What to produce
Type out the data exactly as given. Skip any image.

Data listing

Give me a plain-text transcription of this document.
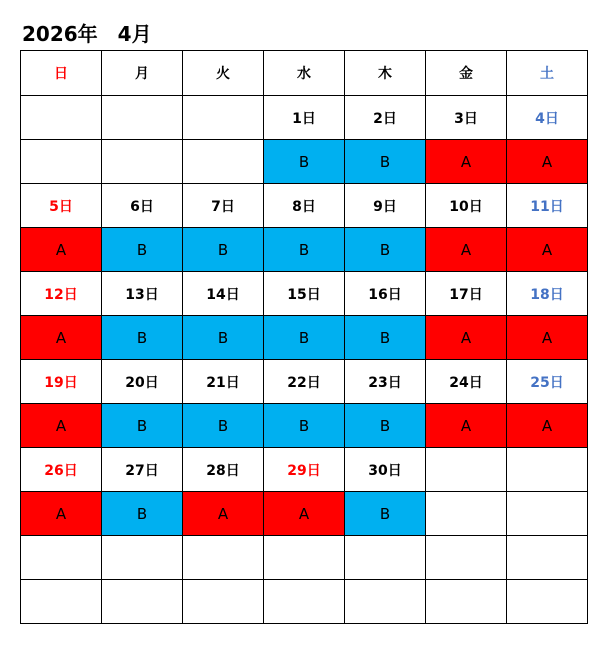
2026年　4月
日	月	火	水	木	金	土
			1日	2日	3日	4日
			B	B	A	A
5日	6日	7日	8日	9日	10日	11日
A	B	B	B	B	A	A
12日	13日	14日	15日	16日	17日	18日
A	B	B	B	B	A	A
19日	20日	21日	22日	23日	24日	25日
A	B	B	B	B	A	A
26日	27日	28日	29日	30日		
A	B	A	A	B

Exercise answer
Give me a plain-text transcription of this document.
2026年　4月
日	月	火	水	木	金	土
			1日	2日	3日	4日
			B	B	A	A
5日	6日	7日	8日	9日	10日	11日
A	B	B	B	B	A	A
12日	13日	14日	15日	16日	17日	18日
A	B	B	B	B	A	A
19日	20日	21日	22日	23日	24日	25日
A	B	B	B	B	A	A
26日	27日	28日	29日	30日		
A	B	A	A	B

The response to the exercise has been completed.